- To do: Would you return all of this data exactly, leaving nothing out?
====
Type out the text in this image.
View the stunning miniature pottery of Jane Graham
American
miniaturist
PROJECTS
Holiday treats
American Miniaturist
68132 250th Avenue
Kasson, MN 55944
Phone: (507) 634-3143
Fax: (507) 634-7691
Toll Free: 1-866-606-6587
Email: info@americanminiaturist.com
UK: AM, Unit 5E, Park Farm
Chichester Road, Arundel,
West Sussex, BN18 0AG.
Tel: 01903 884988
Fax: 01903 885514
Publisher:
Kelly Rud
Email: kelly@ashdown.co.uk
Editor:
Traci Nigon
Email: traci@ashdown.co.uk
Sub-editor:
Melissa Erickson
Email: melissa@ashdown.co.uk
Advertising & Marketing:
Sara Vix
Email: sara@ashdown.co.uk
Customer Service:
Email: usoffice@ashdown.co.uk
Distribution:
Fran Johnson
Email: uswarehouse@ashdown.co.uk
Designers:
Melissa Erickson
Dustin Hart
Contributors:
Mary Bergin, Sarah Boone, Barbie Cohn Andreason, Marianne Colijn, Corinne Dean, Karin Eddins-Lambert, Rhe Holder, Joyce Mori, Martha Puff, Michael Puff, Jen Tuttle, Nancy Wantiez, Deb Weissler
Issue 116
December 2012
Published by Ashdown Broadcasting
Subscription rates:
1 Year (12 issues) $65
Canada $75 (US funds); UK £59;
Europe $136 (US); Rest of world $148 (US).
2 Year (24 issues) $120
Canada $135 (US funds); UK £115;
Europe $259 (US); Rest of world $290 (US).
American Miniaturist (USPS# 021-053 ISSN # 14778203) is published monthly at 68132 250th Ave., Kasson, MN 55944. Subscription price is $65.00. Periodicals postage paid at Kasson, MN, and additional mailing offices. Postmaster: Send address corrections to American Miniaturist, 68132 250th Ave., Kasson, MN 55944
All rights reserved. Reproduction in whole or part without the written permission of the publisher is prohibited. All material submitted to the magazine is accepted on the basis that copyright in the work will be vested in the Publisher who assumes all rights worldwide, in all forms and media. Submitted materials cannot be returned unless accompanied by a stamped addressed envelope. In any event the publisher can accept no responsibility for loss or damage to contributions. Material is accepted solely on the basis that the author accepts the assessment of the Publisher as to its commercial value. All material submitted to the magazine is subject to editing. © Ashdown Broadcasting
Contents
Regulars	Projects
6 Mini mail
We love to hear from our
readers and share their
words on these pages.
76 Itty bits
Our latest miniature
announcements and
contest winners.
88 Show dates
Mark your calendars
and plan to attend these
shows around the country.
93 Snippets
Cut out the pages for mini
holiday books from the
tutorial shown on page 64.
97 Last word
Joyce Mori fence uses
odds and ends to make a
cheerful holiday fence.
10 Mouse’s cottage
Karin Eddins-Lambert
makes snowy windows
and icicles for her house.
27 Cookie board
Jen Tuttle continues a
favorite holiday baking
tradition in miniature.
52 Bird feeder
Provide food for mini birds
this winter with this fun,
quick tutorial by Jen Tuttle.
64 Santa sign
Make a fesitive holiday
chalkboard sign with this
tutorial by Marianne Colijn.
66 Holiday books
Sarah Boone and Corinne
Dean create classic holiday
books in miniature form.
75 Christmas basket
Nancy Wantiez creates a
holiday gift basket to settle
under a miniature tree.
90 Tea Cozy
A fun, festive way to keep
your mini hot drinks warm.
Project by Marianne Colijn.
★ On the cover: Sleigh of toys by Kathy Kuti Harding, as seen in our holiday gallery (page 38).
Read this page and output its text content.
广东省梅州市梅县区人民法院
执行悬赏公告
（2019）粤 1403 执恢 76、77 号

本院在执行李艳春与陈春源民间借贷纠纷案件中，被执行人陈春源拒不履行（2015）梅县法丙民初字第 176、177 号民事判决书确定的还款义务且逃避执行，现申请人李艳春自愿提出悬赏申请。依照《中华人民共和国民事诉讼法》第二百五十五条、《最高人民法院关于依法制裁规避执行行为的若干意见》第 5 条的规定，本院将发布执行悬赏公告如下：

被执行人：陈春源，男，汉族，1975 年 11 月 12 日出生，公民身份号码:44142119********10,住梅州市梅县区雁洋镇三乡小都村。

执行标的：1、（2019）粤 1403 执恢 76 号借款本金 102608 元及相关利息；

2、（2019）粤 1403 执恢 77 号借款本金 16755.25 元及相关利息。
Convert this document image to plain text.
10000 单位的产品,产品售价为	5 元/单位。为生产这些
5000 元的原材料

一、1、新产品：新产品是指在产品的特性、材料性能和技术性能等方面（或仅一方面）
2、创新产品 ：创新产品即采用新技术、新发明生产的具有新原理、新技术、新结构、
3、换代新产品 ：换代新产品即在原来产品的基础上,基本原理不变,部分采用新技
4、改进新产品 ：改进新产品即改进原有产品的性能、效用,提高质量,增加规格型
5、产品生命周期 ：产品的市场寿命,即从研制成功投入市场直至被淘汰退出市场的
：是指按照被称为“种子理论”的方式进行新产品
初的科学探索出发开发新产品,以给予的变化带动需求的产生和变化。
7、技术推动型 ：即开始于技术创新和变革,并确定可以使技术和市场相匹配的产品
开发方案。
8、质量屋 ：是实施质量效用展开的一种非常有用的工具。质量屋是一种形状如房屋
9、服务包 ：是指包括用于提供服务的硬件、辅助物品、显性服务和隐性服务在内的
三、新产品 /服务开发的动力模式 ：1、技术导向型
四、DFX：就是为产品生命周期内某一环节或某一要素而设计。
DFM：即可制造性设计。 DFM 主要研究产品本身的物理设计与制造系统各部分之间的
====
- Exercise solution:
Type out the text in this image.
View the stunning miniature pottery of Jane Graham
American
miniaturist
PROJECTS
Holiday treats
American Miniaturist
68132 250th Avenue
Kasson, MN 55944
Phone: (507) 634-3143
Fax: (507) 634-7691
Toll Free: 1-866-606-6587
Email: info@americanminiaturist.com
UK: AM, Unit 5E, Park Farm
Chichester Road, Arundel,
West Sussex, BN18 0AG.
Tel: 01903 884988
Fax: 01903 885514
Publisher:
Kelly Rud
Email: kelly@ashdown.co.uk
Editor:
Traci Nigon
Email: traci@ashdown.co.uk
Sub-editor:
Melissa Erickson
Email: melissa@ashdown.co.uk
Advertising & Marketing:
Sara Vix
Email: sara@ashdown.co.uk
Customer Service:
Email: usoffice@ashdown.co.uk
Distribution:
Fran Johnson
Email: uswarehouse@ashdown.co.uk
Designers:
Melissa Erickson
Dustin Hart
Contributors:
Mary Bergin, Sarah Boone, Barbie Cohn Andreason, Marianne Colijn, Corinne Dean, Karin Eddins-Lambert, Rhe Holder, Joyce Mori, Martha Puff, Michael Puff, Jen Tuttle, Nancy Wantiez, Deb Weissler
Issue 116
December 2012
Published by Ashdown Broadcasting
Subscription rates:
1 Year (12 issues) $65
Canada $75 (US funds); UK £59;
Europe $136 (US); Rest of world $148 (US).
2 Year (24 issues) $120
Canada $135 (US funds); UK £115;
Europe $259 (US); Rest of world $290 (US).
American Miniaturist (USPS# 021-053 ISSN # 14778203) is published monthly at 68132 250th Ave., Kasson, MN 55944. Subscription price is $65.00. Periodicals postage paid at Kasson, MN, and additional mailing offices. Postmaster: Send address corrections to American Miniaturist, 68132 250th Ave., Kasson, MN 55944
All rights reserved. Reproduction in whole or part without the written permission of the publisher is prohibited. All material submitted to the magazine is accepted on the basis that copyright in the work will be vested in the Publisher who assumes all rights worldwide, in all forms and media. Submitted materials cannot be returned unless accompanied by a stamped addressed envelope. In any event the publisher can accept no responsibility for loss or damage to contributions. Material is accepted solely on the basis that the author accepts the assessment of the Publisher as to its commercial value. All material submitted to the magazine is subject to editing. © Ashdown Broadcasting
Contents
Regulars	Projects
6 Mini mail
We love to hear from our
readers and share their
words on these pages.
76 Itty bits
Our latest miniature
announcements and
contest winners.
88 Show dates
Mark your calendars
and plan to attend these
shows around the country.
93 Snippets
Cut out the pages for mini
holiday books from the
tutorial shown on page 64.
97 Last word
Joyce Mori fence uses
odds and ends to make a
cheerful holiday fence.
10 Mouse’s cottage
Karin Eddins-Lambert
makes snowy windows
and icicles for her house.
27 Cookie board
Jen Tuttle continues a
favorite holiday baking
tradition in miniature.
52 Bird feeder
Provide food for mini birds
this winter with this fun,
quick tutorial by Jen Tuttle.
64 Santa sign
Make a fesitive holiday
chalkboard sign with this
tutorial by Marianne Colijn.
66 Holiday books
Sarah Boone and Corinne
Dean create classic holiday
books in miniature form.
75 Christmas basket
Nancy Wantiez creates a
holiday gift basket to settle
under a miniature tree.
90 Tea Cozy
A fun, festive way to keep
your mini hot drinks warm.
Project by Marianne Colijn.
★ On the cover: Sleigh of toys by Kathy Kuti Harding, as seen in our holiday gallery (page 38).
Read this page and output its text content.
广东省梅州市梅县区人民法院
执行悬赏公告
（2019）粤 1403 执恢 76、77 号

本院在执行李艳春与陈春源民间借贷纠纷案件中，被执行人陈春源拒不履行（2015）梅县法丙民初字第 176、177 号民事判决书确定的还款义务且逃避执行，现申请人李艳春自愿提出悬赏申请。依照《中华人民共和国民事诉讼法》第二百五十五条、《最高人民法院关于依法制裁规避执行行为的若干意见》第 5 条的规定，本院将发布执行悬赏公告如下：

被执行人：陈春源，男，汉族，1975 年 11 月 12 日出生，公民身份号码:44142119********10,住梅州市梅县区雁洋镇三乡小都村。

执行标的：1、（2019）粤 1403 执恢 76 号借款本金 102608 元及相关利息；

2、（2019）粤 1403 执恢 77 号借款本金 16755.25 元及相关利息。
Convert this document image to plain text.
10000 单位的产品,产品售价为	5 元/单位。为生产这些
5000 元的原材料

一、1、新产品：新产品是指在产品的特性、材料性能和技术性能等方面（或仅一方面）
2、创新产品 ：创新产品即采用新技术、新发明生产的具有新原理、新技术、新结构、
3、换代新产品 ：换代新产品即在原来产品的基础上,基本原理不变,部分采用新技
4、改进新产品 ：改进新产品即改进原有产品的性能、效用,提高质量,增加规格型
5、产品生命周期 ：产品的市场寿命,即从研制成功投入市场直至被淘汰退出市场的
：是指按照被称为“种子理论”的方式进行新产品
初的科学探索出发开发新产品,以给予的变化带动需求的产生和变化。
7、技术推动型 ：即开始于技术创新和变革,并确定可以使技术和市场相匹配的产品
开发方案。
8、质量屋 ：是实施质量效用展开的一种非常有用的工具。质量屋是一种形状如房屋
9、服务包 ：是指包括用于提供服务的硬件、辅助物品、显性服务和隐性服务在内的
三、新产品 /服务开发的动力模式 ：1、技术导向型
四、DFX：就是为产品生命周期内某一环节或某一要素而设计。
DFM：即可制造性设计。 DFM 主要研究产品本身的物理设计与制造系统各部分之间的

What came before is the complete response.